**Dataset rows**
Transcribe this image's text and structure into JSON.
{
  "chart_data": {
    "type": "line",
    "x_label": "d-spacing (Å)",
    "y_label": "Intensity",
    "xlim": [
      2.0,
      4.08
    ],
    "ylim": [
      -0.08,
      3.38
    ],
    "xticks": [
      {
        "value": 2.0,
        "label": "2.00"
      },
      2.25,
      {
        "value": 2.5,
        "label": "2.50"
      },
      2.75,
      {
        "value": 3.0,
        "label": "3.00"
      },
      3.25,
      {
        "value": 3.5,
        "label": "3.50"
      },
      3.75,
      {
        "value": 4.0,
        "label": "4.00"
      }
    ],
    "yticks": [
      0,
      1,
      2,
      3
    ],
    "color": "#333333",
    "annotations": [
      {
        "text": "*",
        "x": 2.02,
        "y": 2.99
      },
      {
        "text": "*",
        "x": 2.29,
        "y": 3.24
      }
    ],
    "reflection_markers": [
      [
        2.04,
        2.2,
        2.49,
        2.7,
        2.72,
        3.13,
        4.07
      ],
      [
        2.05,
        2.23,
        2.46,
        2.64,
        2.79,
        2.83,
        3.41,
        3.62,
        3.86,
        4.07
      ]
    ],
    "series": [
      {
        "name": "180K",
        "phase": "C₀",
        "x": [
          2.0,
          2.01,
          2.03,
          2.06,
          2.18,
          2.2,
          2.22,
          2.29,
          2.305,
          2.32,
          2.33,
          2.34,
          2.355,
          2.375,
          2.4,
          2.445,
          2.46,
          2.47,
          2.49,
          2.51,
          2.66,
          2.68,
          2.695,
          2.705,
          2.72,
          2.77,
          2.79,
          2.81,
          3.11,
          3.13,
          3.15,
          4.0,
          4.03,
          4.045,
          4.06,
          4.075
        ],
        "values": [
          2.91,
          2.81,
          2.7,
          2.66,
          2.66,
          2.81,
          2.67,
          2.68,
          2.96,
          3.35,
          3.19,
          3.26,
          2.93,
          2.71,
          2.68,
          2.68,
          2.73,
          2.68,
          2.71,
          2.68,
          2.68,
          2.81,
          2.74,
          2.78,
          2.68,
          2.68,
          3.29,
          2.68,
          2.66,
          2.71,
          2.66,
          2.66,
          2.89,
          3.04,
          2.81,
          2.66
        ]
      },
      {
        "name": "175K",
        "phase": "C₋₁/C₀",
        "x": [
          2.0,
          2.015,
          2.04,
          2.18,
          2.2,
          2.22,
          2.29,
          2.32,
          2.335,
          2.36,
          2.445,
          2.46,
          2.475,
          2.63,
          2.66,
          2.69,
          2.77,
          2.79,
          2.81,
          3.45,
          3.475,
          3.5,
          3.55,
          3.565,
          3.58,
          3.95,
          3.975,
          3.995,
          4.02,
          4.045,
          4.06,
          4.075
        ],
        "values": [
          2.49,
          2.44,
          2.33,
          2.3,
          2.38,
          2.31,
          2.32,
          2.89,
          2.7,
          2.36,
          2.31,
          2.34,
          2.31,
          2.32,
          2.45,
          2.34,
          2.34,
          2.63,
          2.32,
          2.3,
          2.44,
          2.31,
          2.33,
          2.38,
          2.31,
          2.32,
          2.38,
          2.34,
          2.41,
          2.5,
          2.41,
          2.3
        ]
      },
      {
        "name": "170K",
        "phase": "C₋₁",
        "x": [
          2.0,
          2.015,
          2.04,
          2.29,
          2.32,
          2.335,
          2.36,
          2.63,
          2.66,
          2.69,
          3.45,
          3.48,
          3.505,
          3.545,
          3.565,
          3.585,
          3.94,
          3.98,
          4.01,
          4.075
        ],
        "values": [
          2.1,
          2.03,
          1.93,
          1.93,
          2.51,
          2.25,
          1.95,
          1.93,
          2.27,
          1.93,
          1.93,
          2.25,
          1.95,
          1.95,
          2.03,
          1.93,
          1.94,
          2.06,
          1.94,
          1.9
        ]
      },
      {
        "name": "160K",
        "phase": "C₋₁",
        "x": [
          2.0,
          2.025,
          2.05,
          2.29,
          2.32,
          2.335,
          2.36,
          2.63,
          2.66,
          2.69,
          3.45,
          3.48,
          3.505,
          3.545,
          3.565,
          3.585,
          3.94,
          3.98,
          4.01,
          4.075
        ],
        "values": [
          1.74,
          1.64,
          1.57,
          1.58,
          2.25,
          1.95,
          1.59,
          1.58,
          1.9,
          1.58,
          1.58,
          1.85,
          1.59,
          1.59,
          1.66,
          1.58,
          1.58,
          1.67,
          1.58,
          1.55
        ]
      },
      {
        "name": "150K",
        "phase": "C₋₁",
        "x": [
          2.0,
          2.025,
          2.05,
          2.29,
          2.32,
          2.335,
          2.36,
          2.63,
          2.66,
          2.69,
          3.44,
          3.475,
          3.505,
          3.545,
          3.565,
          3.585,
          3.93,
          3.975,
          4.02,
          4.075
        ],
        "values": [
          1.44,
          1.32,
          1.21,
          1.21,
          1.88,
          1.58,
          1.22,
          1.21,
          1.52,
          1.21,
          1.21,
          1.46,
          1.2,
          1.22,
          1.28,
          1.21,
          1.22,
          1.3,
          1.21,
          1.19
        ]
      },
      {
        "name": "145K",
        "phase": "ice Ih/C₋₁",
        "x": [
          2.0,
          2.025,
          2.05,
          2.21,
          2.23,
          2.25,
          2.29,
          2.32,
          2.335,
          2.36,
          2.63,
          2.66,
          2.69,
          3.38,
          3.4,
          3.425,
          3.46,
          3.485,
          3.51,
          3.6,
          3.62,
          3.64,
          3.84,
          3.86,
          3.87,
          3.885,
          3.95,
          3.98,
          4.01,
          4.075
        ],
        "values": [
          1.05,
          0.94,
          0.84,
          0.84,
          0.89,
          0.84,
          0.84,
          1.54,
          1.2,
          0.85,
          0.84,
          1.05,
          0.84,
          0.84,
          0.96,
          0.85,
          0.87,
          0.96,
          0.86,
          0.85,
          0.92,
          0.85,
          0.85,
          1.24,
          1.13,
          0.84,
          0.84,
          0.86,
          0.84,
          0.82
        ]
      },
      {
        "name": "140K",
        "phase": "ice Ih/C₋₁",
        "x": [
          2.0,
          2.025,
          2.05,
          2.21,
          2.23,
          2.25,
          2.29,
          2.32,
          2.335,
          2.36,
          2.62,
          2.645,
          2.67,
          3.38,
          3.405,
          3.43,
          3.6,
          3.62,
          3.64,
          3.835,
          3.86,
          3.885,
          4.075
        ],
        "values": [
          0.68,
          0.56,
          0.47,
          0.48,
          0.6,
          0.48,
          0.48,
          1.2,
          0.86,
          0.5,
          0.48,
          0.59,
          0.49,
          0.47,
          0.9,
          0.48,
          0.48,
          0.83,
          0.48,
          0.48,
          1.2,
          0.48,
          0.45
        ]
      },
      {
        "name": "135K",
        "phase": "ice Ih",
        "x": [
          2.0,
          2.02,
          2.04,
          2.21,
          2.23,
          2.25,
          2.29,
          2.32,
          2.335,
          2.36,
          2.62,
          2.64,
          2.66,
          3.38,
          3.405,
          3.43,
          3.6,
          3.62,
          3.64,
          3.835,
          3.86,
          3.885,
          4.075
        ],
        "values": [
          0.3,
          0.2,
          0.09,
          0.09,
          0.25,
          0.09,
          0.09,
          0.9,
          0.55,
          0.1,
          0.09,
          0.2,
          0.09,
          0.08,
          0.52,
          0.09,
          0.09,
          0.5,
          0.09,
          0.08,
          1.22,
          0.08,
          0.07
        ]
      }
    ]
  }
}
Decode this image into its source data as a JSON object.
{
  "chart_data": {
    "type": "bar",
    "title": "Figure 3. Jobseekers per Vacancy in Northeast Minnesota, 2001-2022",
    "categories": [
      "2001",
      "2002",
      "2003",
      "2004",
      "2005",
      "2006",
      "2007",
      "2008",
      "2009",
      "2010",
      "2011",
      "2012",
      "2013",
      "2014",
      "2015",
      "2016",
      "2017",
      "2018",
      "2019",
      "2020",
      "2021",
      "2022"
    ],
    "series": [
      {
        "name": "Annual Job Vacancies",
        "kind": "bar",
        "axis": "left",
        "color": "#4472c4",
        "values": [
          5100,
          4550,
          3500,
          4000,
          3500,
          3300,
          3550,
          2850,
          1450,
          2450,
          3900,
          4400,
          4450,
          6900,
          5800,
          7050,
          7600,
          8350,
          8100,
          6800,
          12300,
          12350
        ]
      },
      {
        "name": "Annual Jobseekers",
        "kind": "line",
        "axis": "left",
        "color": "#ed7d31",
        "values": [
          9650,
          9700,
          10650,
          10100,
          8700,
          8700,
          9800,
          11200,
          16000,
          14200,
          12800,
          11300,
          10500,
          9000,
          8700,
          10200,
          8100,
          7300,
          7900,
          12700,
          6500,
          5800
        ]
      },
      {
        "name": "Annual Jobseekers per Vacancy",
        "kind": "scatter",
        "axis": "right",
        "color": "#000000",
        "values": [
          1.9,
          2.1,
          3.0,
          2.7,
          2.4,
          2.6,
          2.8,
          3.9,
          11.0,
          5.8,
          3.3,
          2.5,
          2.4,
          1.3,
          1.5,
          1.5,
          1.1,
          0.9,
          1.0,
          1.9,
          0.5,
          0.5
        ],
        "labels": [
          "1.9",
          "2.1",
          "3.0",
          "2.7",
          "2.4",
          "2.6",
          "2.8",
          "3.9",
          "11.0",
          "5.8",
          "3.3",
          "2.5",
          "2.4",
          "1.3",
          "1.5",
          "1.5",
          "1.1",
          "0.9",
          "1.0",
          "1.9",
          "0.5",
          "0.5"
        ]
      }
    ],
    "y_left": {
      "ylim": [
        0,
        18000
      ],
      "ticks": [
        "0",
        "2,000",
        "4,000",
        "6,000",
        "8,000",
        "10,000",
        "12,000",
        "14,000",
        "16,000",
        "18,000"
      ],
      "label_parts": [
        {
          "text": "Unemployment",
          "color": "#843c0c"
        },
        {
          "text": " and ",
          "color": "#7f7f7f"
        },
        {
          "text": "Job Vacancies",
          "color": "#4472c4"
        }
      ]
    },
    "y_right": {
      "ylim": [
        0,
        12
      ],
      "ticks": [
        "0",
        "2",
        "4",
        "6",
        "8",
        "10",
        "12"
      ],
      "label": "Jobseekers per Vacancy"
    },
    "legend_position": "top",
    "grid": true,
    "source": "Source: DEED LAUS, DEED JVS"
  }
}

**Short task**
Check every line of the data above for the string "Vacancies", and copy those that have it.

**Exercise response**
        "name": "Annual Job Vacancies",
          "text": "Job Vacancies",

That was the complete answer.